» Aim
Identify each line in the records below that contains the word "czasie", and copy it.

______________________________

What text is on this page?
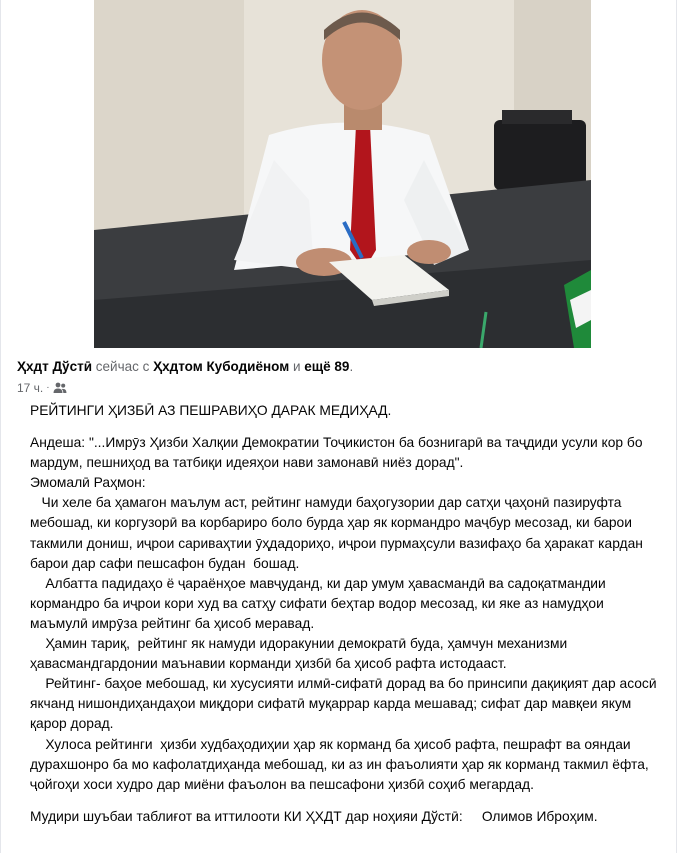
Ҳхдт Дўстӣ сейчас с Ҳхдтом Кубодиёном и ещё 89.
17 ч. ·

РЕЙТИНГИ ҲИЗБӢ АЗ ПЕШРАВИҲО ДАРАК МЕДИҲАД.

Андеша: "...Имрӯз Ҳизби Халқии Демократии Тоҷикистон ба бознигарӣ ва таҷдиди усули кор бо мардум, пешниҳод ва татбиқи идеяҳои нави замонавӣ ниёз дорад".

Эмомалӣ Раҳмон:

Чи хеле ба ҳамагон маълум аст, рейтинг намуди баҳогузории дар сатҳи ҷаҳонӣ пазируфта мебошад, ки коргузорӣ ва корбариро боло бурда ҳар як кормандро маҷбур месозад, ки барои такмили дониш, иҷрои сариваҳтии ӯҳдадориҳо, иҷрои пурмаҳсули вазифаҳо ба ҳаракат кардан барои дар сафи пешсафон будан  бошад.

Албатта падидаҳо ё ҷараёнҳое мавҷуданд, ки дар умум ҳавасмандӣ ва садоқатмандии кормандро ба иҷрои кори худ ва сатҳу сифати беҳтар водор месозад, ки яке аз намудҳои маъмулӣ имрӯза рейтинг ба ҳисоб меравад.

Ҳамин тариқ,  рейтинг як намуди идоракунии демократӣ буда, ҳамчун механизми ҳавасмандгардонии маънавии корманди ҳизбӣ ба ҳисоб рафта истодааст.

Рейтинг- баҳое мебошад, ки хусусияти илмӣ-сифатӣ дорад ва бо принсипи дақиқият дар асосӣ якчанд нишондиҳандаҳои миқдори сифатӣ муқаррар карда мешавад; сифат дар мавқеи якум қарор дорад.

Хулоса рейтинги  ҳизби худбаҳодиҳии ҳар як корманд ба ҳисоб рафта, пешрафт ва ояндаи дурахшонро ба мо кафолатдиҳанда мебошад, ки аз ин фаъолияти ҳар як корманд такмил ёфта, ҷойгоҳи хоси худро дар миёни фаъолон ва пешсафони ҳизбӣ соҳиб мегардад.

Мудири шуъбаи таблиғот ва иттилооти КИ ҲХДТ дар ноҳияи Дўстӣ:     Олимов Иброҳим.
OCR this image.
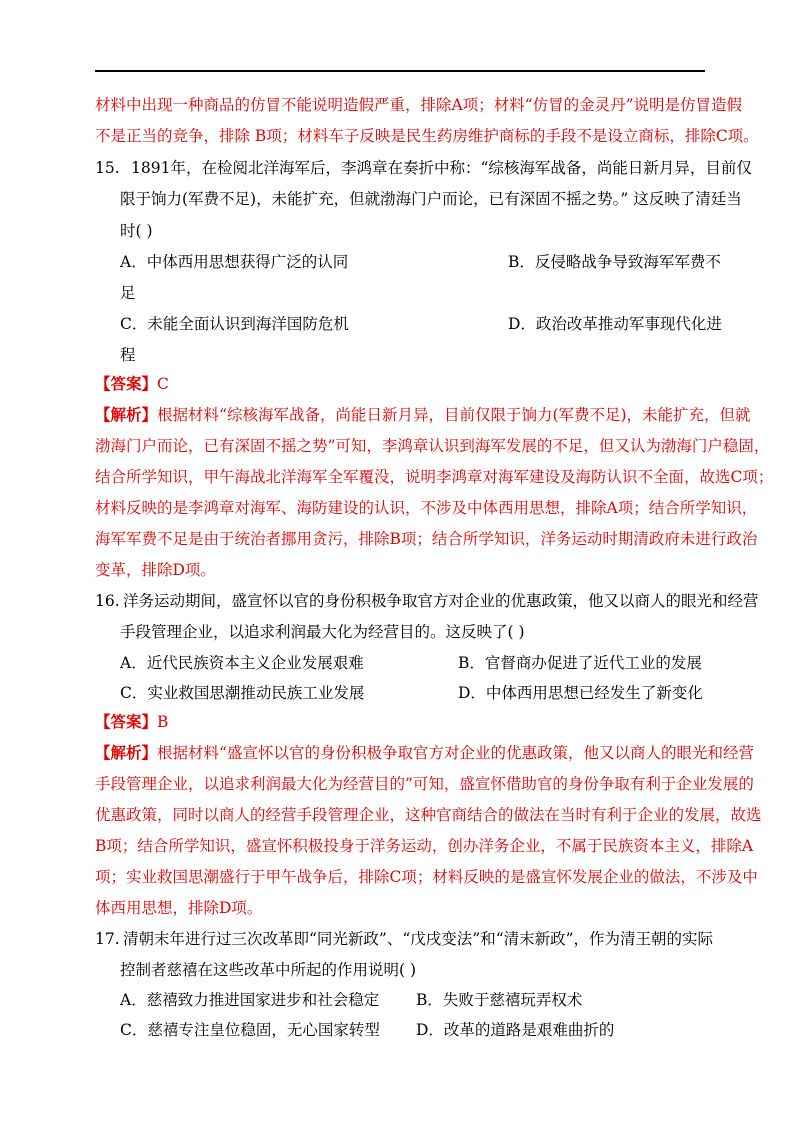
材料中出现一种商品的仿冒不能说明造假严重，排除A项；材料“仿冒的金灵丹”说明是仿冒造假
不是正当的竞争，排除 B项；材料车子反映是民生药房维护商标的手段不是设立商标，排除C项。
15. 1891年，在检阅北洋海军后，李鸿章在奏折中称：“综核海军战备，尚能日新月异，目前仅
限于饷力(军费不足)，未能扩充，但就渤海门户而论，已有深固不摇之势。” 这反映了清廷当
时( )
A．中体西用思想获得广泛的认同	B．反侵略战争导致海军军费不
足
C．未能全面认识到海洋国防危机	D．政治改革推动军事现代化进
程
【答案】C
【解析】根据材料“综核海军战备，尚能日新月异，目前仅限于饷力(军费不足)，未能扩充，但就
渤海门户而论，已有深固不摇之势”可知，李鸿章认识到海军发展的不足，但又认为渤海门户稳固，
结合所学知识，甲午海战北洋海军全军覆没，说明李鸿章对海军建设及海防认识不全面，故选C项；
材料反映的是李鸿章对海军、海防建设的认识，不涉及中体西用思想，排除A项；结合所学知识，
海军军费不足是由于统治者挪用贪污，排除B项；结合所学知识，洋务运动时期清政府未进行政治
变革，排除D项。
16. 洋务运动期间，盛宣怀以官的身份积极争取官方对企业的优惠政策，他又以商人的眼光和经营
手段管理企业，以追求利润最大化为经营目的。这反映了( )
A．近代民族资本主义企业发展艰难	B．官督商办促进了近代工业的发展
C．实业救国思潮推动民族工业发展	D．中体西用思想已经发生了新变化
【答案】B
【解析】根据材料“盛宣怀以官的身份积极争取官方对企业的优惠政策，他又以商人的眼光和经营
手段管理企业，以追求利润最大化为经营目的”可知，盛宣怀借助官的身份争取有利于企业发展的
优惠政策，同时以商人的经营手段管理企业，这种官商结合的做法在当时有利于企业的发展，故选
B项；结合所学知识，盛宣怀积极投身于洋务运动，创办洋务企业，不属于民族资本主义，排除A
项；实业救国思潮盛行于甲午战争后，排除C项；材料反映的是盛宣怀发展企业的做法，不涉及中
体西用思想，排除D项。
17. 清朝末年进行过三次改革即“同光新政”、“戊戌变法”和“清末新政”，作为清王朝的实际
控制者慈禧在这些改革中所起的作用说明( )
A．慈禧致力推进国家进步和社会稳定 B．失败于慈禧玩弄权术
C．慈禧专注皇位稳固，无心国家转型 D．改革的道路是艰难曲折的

______________________________

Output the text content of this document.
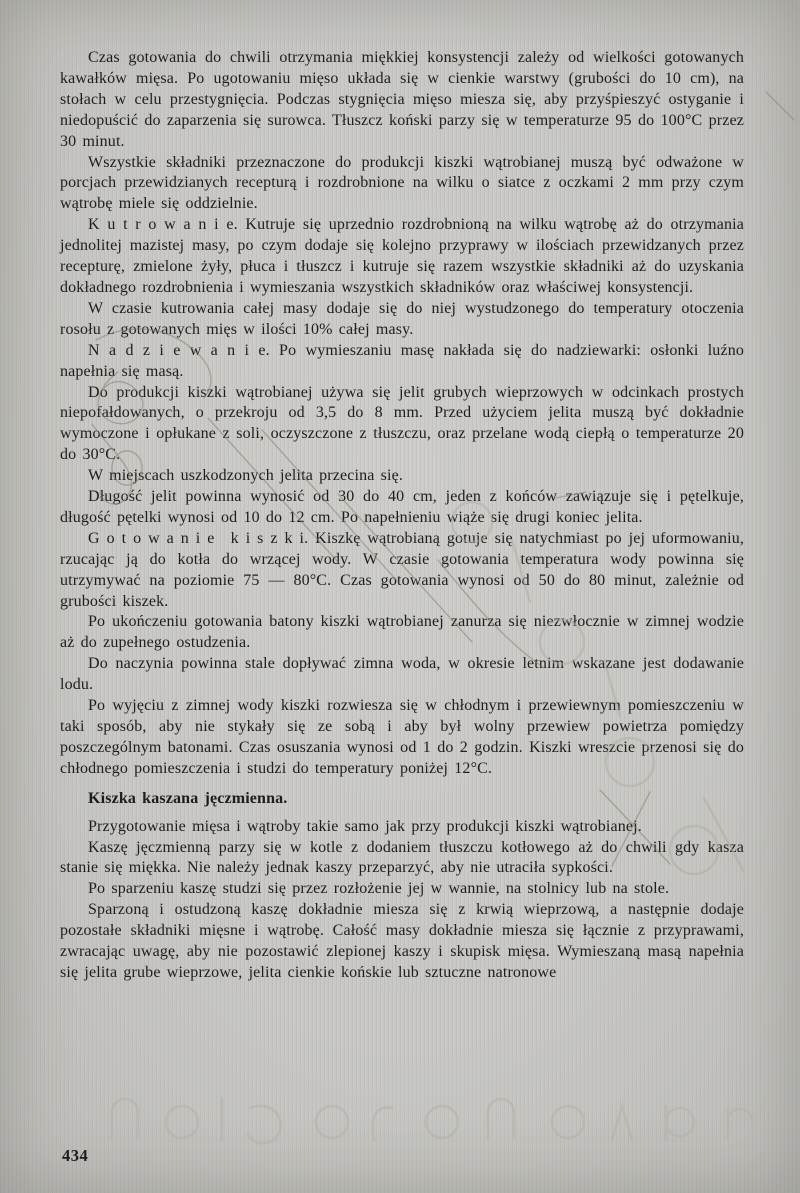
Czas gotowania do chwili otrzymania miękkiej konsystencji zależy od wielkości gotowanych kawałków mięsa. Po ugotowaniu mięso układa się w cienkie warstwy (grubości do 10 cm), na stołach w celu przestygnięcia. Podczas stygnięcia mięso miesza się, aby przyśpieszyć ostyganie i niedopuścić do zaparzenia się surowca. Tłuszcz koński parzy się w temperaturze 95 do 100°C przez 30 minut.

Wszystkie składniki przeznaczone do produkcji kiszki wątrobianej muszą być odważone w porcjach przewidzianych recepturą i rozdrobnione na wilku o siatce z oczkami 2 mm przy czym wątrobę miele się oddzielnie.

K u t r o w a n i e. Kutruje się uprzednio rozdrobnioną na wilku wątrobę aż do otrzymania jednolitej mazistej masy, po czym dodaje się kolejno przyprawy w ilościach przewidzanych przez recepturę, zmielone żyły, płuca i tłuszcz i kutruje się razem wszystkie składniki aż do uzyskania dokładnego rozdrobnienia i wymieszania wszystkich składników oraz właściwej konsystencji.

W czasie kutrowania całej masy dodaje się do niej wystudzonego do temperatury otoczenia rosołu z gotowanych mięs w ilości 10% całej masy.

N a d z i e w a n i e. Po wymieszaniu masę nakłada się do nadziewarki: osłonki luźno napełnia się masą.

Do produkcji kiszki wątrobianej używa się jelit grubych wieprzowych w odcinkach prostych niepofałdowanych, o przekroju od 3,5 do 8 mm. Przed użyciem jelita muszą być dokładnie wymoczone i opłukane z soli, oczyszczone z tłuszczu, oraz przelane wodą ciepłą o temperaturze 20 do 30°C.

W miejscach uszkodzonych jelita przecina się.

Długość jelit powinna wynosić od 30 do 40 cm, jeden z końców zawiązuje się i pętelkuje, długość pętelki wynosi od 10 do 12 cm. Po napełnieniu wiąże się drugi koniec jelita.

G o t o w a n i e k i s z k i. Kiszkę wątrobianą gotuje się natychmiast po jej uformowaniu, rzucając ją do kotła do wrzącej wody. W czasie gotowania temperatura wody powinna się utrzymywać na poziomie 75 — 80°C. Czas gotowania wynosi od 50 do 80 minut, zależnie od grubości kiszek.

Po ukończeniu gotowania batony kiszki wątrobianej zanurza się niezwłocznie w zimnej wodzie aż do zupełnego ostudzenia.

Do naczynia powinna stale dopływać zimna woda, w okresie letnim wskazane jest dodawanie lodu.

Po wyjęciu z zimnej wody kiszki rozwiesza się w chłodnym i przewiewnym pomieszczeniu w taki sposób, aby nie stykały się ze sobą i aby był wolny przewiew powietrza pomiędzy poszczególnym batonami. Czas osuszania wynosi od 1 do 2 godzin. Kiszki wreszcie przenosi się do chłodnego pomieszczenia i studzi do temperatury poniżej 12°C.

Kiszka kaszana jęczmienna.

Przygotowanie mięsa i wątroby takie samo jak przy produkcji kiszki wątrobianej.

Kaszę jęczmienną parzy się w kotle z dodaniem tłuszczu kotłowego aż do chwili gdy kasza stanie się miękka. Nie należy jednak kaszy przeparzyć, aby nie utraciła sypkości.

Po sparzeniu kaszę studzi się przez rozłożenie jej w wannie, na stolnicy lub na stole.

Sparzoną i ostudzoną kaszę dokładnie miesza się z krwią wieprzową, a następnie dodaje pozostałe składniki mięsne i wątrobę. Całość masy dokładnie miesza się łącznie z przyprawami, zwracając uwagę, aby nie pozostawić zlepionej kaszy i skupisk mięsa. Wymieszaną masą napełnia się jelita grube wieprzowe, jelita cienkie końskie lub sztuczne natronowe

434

______________________________

» Task result
W czasie kutrowania całej masy dodaje się do niej wystudzonego do temperatury otoczenia rosołu z gotowanych mięs w ilości 10% całej masy.
G o t o w a n i e k i s z k i. Kiszkę wątrobianą gotuje się natychmiast po jej uformowaniu, rzucając ją do kotła do wrzącej wody. W czasie gotowania temperatura wody powinna się utrzymywać na poziomie 75 — 80°C. Czas gotowania wynosi od 50 do 80 minut, zależnie od grubości kiszek.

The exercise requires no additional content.